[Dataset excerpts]
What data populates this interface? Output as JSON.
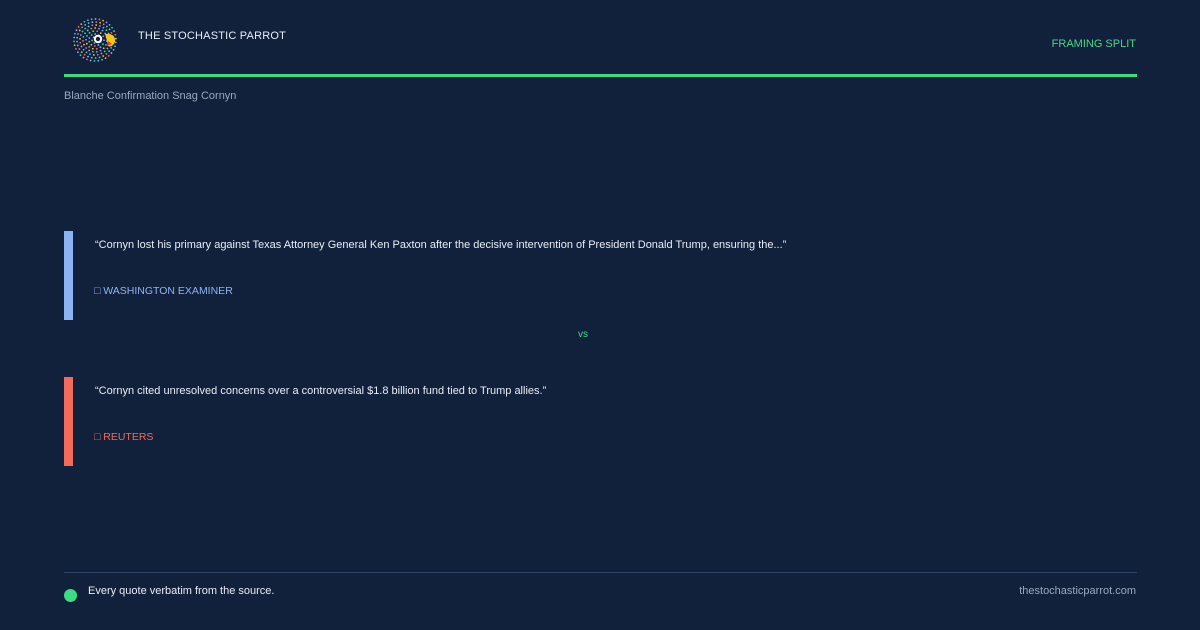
{
  "header": {
    "brand": "THE STOCHASTIC PARROT",
    "tag": "FRAMING SPLIT",
    "logo_icon": "parrot-logo-icon",
    "accent_color": "#3ddc84"
  },
  "headline": "Blanche Confirmation Snag Cornyn",
  "quotes": [
    {
      "text": "“Cornyn lost his primary against Texas Attorney General Ken Paxton after the decisive intervention of President Donald Trump, ensuring the...”",
      "source": "□ WASHINGTON EXAMINER",
      "color": "#8cb4f5"
    },
    {
      "text": "“Cornyn cited unresolved concerns over a controversial $1.8 billion fund tied to Trump allies.”",
      "source": "□ REUTERS",
      "color": "#f26b5b"
    }
  ],
  "divider_label": "vs",
  "footer": {
    "note": "Every quote verbatim from the source.",
    "site": "thestochasticparrot.com"
  }
}
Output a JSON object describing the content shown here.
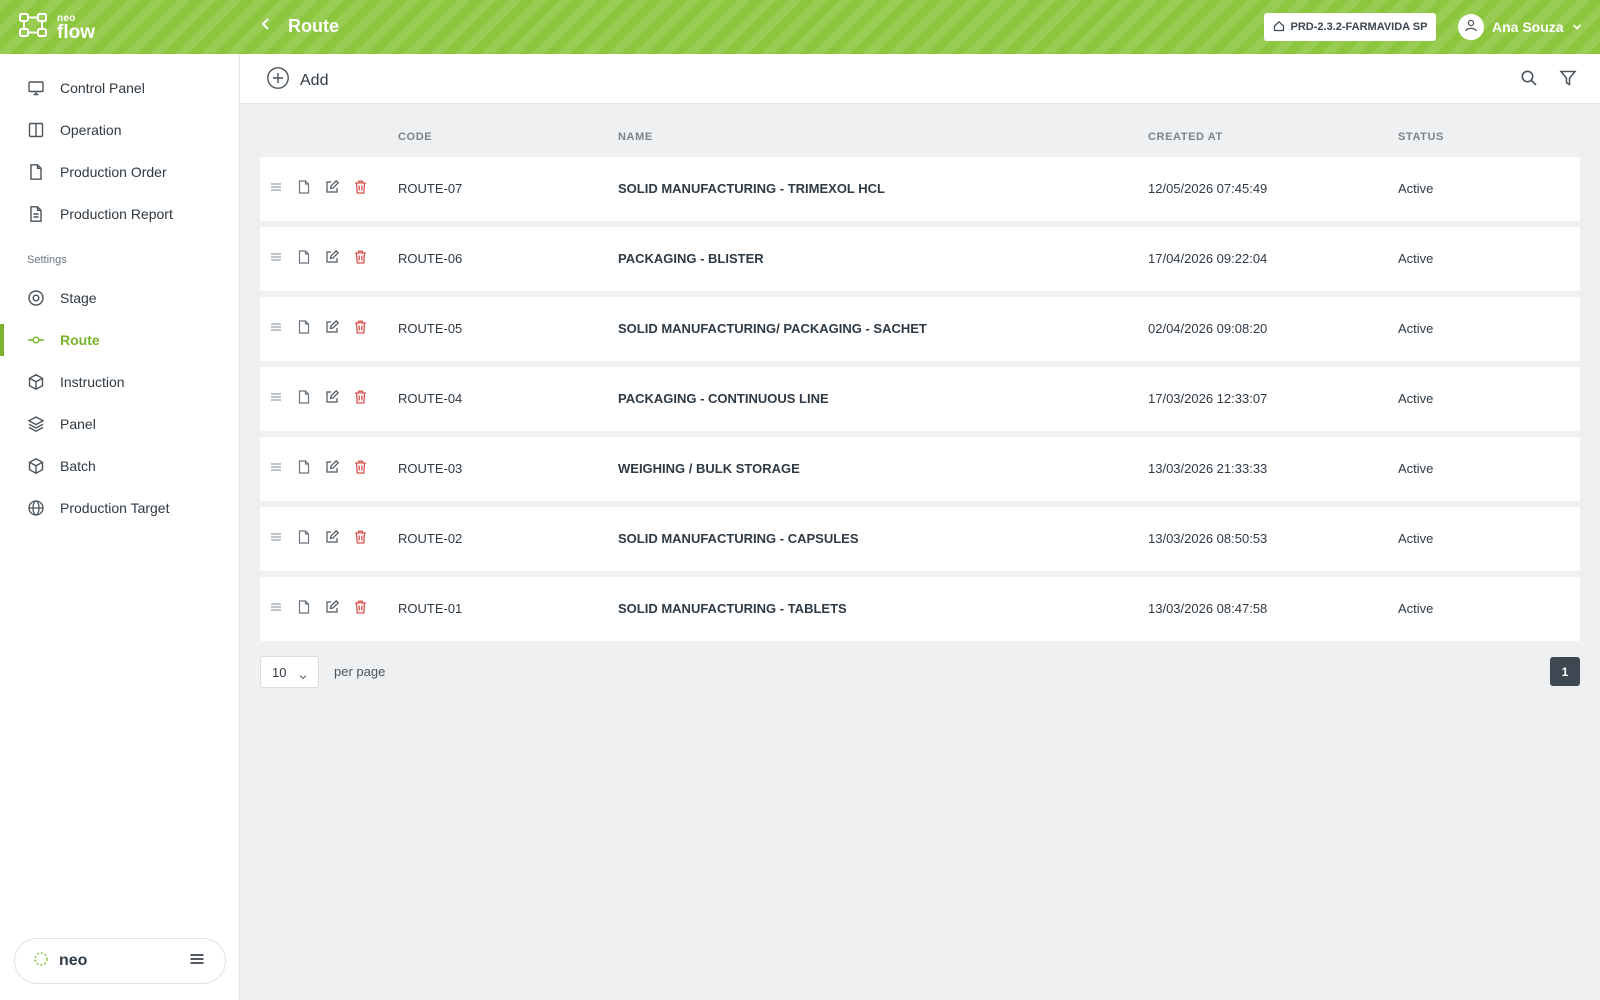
{
  "brand": {
    "small": "neo",
    "big": "flow",
    "footer_name": "neo"
  },
  "header": {
    "title": "Route",
    "environment": "PRD-2.3.2-FARMAVIDA SP",
    "user_name": "Ana Souza"
  },
  "sidebar": {
    "items": [
      {
        "label": "Control Panel",
        "icon": "monitor-icon"
      },
      {
        "label": "Operation",
        "icon": "columns-icon"
      },
      {
        "label": "Production Order",
        "icon": "file-icon"
      },
      {
        "label": "Production Report",
        "icon": "file-text-icon"
      }
    ],
    "settings_label": "Settings",
    "settings_items": [
      {
        "label": "Stage",
        "icon": "target-icon"
      },
      {
        "label": "Route",
        "icon": "route-icon",
        "active": true
      },
      {
        "label": "Instruction",
        "icon": "box-icon"
      },
      {
        "label": "Panel",
        "icon": "layers-icon"
      },
      {
        "label": "Batch",
        "icon": "box-icon"
      },
      {
        "label": "Production Target",
        "icon": "globe-icon"
      }
    ]
  },
  "toolbar": {
    "add_label": "Add"
  },
  "table": {
    "columns": [
      "CODE",
      "NAME",
      "CREATED AT",
      "STATUS"
    ],
    "rows": [
      {
        "code": "ROUTE-07",
        "name": "SOLID MANUFACTURING - TRIMEXOL HCL",
        "created_at": "12/05/2026 07:45:49",
        "status": "Active"
      },
      {
        "code": "ROUTE-06",
        "name": "PACKAGING - BLISTER",
        "created_at": "17/04/2026 09:22:04",
        "status": "Active"
      },
      {
        "code": "ROUTE-05",
        "name": "SOLID MANUFACTURING/ PACKAGING - SACHET",
        "created_at": "02/04/2026 09:08:20",
        "status": "Active"
      },
      {
        "code": "ROUTE-04",
        "name": "PACKAGING - CONTINUOUS LINE",
        "created_at": "17/03/2026 12:33:07",
        "status": "Active"
      },
      {
        "code": "ROUTE-03",
        "name": "WEIGHING / BULK STORAGE",
        "created_at": "13/03/2026 21:33:33",
        "status": "Active"
      },
      {
        "code": "ROUTE-02",
        "name": "SOLID MANUFACTURING - CAPSULES",
        "created_at": "13/03/2026 08:50:53",
        "status": "Active"
      },
      {
        "code": "ROUTE-01",
        "name": "SOLID MANUFACTURING - TABLETS",
        "created_at": "13/03/2026 08:47:58",
        "status": "Active"
      }
    ]
  },
  "pagination": {
    "per_page": "10",
    "per_page_label": "per page",
    "current_page": "1"
  },
  "colors": {
    "brand_green": "#8cc63f",
    "active_green": "#7ab32e",
    "danger_red": "#d9534f",
    "page_bg": "#eef0f2"
  }
}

__WHAT YOU ARE ASKED TO DO__
Tell how many lines of the material above hold "Cornyn", answering with a bare number.

__RESULT__
3